The Month in U.S. - China Relations (April 2018) 中美关系月报

Last April, following his meeting with Xi Jinping at Mar-a-Lago, President Trump told a group of journalists that, “I like him and I believe he likes me a lot.” During the same summit, President Trump authorized an air strike on Syria. When asked whether the strikes were a message to North Korea, then-Secretary of State Rex Tillerson responded, “'If you violate international norms…if you become a threat to others, at some point a response is likely to be undertaken.'" The seemingly warm relationship forged at Mar-a-Lag seems a distant memory today as the Trump Administration accuses China of violating global economic norms. U.S. Treasury Secretary Steven Mnuchin is currently in Beijing, along with National Economic Council director Larry Kudlow, U.S. Trade Representative Robert Lighthizer and White House trade adviser Peter Navarro, (author of Death by China: Confronting the Dragon - A Global Call to Action) for talks on Sino-U.S. economic friction. According to the Wall Street Journal, the delegation is a “team of rivals…with Mr. Mnuchin and Mr. Kudlow taking a less adversarial approach than Mr. Lighthizer and Mr. Navarro. But divisions could mean the team won’t be able to agree on anything.”

The U.S.-China political relationship is just as tense, with many in Washington calling for a complete rethink of America’s long-standing policy of engagement. The recent unanimous passage of the Taiwan Travel Act, which encourages cabinet-level visits of U.S. officials to Taiwan, is viewed by many as the Trump Administration’s attempt to undercut the foundation of U.S.-China relations: The One China Policy. (For a detailed summary of the history behind the One China Policy, check out Ambassador Stape Roy’s latest ChinaFile piece).

....

Problems to solve →
#1 Copy the stretch of the U.S.-China relations report from "The U.S.-China political" through "latest ChinaFile piece).", swapping "engagement" for "cooperation".
#2 In the U.S.-China relations report, what does the Taiwan Travel Act encourage?
The listing after this report is separate material.

Data segment →
....

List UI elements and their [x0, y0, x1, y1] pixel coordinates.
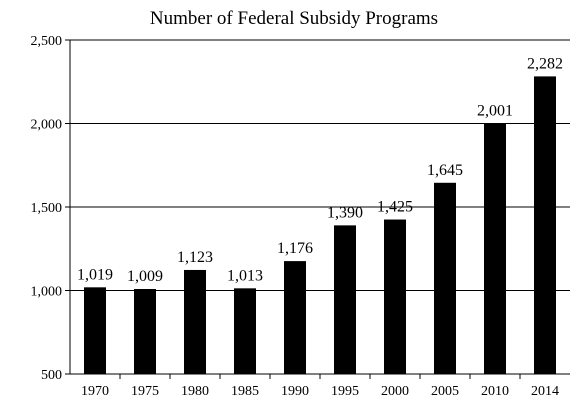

....

Expected answers →
#1
The U.S.-China political relationship is just as tense, with many in Washington calling for a complete rethink of America’s long-standing policy of cooperation. The recent unanimous passage of the Taiwan Travel Act, which encourages cabinet-level visits of U.S. officials to Taiwan, is viewed by many as the Trump Administration’s attempt to undercut the foundation of U.S.-China relations: The One China Policy. (For a detailed summary of the history behind the One China Policy, check out Ambassador Stape Roy’s latest ChinaFile piece).

#2 Cabinet-level visits of U.S. officials to Taiwan.